══ Input ══

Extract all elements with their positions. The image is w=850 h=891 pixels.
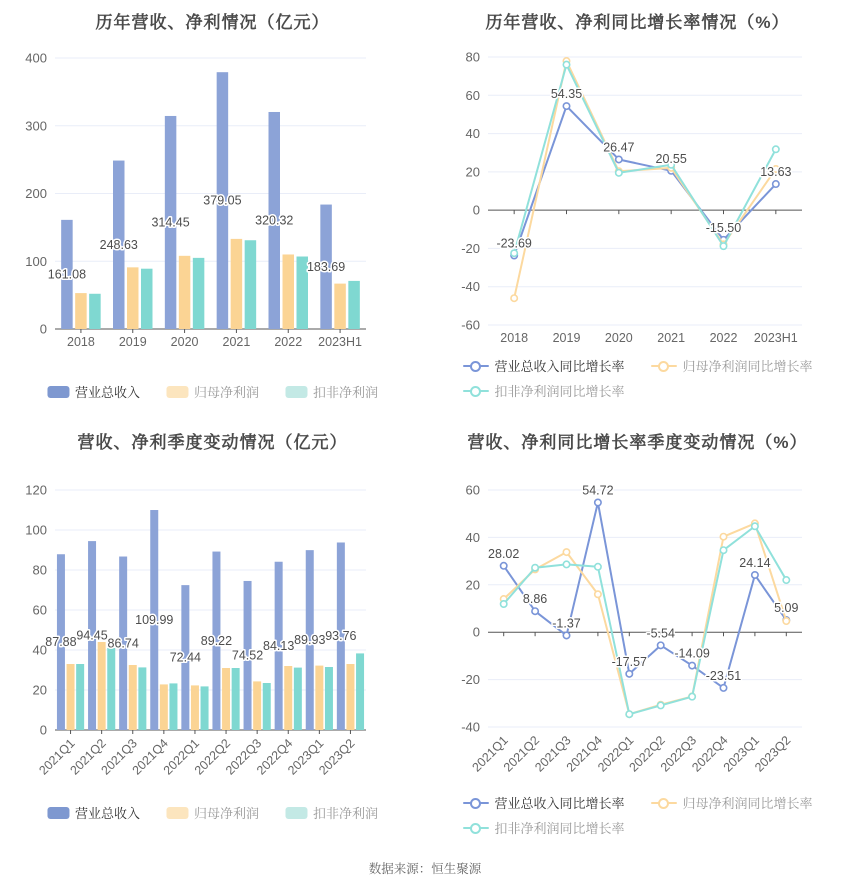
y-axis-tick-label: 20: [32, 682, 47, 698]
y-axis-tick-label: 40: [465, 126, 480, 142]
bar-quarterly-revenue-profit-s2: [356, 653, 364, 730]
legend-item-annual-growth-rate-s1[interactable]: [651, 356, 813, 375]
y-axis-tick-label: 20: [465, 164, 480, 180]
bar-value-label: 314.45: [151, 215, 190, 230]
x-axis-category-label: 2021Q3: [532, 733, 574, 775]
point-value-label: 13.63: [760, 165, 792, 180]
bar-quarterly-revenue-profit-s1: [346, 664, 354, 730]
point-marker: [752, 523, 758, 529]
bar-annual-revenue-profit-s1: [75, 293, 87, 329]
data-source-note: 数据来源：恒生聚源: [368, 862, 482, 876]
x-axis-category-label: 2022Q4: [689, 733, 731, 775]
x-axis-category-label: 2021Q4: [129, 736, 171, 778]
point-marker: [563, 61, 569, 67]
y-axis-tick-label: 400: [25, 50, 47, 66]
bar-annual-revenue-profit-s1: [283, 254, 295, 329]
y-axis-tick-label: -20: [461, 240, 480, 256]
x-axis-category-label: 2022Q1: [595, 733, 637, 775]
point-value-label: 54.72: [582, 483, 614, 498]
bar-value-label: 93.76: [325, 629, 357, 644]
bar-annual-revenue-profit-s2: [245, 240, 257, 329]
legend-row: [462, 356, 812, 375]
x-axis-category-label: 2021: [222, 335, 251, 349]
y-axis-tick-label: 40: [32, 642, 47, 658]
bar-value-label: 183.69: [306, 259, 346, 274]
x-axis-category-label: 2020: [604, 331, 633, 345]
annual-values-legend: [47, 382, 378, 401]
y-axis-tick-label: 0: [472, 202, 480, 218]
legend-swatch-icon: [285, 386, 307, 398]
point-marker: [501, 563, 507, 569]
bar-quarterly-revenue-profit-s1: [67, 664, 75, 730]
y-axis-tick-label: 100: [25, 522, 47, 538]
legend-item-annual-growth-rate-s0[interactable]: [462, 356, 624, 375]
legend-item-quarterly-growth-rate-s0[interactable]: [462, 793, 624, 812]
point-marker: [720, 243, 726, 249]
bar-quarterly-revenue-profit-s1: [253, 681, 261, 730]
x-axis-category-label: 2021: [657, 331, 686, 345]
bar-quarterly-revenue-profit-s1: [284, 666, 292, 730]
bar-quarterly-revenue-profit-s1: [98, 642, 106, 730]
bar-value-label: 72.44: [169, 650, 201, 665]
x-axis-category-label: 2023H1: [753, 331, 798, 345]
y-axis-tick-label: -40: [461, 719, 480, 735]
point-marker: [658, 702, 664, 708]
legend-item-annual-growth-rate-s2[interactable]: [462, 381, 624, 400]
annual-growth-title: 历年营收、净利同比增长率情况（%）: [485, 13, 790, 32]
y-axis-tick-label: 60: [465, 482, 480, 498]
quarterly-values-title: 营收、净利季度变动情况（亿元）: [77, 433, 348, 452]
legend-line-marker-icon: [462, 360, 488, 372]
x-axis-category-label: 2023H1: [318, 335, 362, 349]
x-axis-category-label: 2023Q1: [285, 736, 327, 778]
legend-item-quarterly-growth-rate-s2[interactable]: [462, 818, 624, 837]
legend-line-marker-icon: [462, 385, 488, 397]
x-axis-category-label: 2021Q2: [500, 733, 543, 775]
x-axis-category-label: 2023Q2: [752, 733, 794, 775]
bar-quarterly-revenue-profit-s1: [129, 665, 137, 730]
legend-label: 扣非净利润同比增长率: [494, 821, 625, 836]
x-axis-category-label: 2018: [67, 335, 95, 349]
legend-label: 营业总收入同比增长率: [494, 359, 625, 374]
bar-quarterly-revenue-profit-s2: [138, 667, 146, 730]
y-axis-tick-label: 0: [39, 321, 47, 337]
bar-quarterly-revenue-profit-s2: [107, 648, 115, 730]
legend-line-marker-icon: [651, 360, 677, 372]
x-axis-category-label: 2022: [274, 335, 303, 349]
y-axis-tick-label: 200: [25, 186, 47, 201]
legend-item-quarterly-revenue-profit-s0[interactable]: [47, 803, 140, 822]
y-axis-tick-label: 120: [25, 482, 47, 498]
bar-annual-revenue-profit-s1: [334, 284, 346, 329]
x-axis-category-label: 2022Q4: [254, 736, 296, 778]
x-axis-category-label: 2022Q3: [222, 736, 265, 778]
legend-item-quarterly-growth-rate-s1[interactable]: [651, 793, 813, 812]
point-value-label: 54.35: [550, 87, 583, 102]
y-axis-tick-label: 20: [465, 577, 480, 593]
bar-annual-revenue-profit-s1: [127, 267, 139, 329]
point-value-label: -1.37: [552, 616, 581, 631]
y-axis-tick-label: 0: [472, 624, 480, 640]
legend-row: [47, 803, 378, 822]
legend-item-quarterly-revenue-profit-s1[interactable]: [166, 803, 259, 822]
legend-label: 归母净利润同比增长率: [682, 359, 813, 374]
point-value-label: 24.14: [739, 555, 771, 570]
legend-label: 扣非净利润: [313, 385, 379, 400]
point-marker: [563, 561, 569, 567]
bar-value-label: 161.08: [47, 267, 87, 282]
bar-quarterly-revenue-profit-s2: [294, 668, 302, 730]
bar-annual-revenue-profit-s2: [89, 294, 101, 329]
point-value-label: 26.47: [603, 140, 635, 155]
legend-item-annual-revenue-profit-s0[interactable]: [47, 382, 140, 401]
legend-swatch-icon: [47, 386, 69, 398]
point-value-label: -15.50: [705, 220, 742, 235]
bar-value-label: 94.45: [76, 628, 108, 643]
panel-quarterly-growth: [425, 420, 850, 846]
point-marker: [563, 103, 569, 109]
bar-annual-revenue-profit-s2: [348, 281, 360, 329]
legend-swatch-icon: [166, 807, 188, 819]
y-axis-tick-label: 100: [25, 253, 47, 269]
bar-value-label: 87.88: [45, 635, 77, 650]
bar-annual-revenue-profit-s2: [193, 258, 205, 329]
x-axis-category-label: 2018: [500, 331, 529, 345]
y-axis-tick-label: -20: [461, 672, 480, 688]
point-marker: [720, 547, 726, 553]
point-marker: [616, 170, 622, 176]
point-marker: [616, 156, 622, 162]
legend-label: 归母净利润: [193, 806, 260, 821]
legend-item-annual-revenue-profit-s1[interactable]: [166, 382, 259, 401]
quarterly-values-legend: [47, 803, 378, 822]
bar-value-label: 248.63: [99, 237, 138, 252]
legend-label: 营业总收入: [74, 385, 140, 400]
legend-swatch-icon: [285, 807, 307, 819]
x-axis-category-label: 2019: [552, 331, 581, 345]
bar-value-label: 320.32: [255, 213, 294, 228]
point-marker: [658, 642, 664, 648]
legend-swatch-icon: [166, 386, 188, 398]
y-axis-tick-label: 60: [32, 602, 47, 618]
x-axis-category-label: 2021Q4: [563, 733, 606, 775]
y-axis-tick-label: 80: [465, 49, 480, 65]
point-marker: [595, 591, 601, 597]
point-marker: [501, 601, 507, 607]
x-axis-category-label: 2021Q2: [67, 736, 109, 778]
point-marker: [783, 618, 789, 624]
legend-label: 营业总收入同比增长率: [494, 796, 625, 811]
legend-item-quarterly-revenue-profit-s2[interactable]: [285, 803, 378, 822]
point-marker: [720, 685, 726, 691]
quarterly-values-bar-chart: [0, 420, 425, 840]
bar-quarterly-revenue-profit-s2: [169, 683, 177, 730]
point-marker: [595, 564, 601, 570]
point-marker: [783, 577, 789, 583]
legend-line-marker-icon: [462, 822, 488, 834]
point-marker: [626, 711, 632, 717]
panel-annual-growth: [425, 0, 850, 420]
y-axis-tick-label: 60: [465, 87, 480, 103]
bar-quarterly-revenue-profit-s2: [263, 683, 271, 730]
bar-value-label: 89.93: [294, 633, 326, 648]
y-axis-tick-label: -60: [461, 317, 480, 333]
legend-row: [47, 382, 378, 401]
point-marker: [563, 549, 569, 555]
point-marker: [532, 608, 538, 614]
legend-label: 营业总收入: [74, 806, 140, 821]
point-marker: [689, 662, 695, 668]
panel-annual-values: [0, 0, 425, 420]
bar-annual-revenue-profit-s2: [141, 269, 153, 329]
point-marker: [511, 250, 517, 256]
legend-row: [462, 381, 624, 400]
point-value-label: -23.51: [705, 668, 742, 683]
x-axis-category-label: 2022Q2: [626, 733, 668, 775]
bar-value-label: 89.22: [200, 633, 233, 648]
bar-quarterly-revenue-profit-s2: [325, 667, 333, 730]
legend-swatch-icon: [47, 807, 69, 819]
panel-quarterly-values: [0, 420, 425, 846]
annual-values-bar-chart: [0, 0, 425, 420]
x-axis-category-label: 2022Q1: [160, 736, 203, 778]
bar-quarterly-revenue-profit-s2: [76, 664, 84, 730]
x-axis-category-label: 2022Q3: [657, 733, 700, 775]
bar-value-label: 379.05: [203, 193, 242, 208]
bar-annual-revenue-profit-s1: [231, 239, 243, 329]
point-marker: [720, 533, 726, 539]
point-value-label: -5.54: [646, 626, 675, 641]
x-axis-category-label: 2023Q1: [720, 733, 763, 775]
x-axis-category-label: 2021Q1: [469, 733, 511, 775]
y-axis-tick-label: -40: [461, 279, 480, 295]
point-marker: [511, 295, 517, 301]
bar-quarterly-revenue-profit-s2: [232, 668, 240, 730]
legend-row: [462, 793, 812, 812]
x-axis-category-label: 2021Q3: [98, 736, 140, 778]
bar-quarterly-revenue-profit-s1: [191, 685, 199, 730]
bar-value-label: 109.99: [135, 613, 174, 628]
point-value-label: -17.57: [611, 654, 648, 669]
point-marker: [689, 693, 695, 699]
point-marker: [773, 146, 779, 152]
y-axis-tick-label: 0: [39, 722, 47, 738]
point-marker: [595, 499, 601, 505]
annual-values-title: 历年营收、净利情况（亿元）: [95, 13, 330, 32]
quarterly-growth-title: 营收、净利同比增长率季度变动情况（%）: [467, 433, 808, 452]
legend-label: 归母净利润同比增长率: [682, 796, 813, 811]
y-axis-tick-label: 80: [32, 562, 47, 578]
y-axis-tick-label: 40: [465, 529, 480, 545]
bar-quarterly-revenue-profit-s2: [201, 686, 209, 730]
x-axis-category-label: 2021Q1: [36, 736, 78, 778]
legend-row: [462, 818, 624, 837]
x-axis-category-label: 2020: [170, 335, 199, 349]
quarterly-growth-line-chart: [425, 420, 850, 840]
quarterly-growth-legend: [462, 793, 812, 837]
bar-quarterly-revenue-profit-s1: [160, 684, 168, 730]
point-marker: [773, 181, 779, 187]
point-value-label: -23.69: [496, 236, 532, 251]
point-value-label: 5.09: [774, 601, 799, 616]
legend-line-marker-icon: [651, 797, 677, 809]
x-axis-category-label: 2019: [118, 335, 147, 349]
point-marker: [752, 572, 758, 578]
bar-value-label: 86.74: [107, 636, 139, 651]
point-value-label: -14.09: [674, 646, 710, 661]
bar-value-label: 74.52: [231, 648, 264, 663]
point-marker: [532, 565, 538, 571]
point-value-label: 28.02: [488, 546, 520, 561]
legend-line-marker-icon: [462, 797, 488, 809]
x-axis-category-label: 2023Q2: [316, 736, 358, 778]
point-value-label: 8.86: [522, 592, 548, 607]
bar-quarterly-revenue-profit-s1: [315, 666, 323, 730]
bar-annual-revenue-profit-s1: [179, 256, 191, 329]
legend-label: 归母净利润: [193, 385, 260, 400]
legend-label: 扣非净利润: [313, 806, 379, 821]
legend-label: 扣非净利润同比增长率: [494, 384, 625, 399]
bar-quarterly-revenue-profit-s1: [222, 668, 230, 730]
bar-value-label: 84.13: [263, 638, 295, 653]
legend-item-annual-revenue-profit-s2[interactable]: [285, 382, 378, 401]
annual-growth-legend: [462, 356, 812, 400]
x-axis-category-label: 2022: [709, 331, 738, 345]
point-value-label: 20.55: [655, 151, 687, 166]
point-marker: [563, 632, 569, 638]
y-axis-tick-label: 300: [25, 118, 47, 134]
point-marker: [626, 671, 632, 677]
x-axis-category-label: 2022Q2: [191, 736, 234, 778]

═══

Given exercise –
Copy the lines of the material from the one containing "y-axis-tick-label: 20: [32, 682, 47, 698]" through the one containing "point-marker: [563, 61, 569, 67]", inclusive, reproducing each one without any change.

Full answer –
y-axis-tick-label: 20: [32, 682, 47, 698]
y-axis-tick-label: 40: [465, 126, 480, 142]
bar-quarterly-revenue-profit-s2: [356, 653, 364, 730]
legend-item-annual-growth-rate-s1[interactable]: [651, 356, 813, 375]
y-axis-tick-label: 20: [465, 164, 480, 180]
bar-value-label: 314.45: [151, 215, 190, 230]
x-axis-category-label: 2021Q3: [532, 733, 574, 775]
point-value-label: 13.63: [760, 165, 792, 180]
bar-quarterly-revenue-profit-s1: [346, 664, 354, 730]
point-marker: [752, 523, 758, 529]
bar-annual-revenue-profit-s1: [75, 293, 87, 329]
data-source-note: 数据来源：恒生聚源: [368, 862, 482, 876]
x-axis-category-label: 2022Q4: [689, 733, 731, 775]
x-axis-category-label: 2021Q4: [129, 736, 171, 778]
point-marker: [563, 61, 569, 67]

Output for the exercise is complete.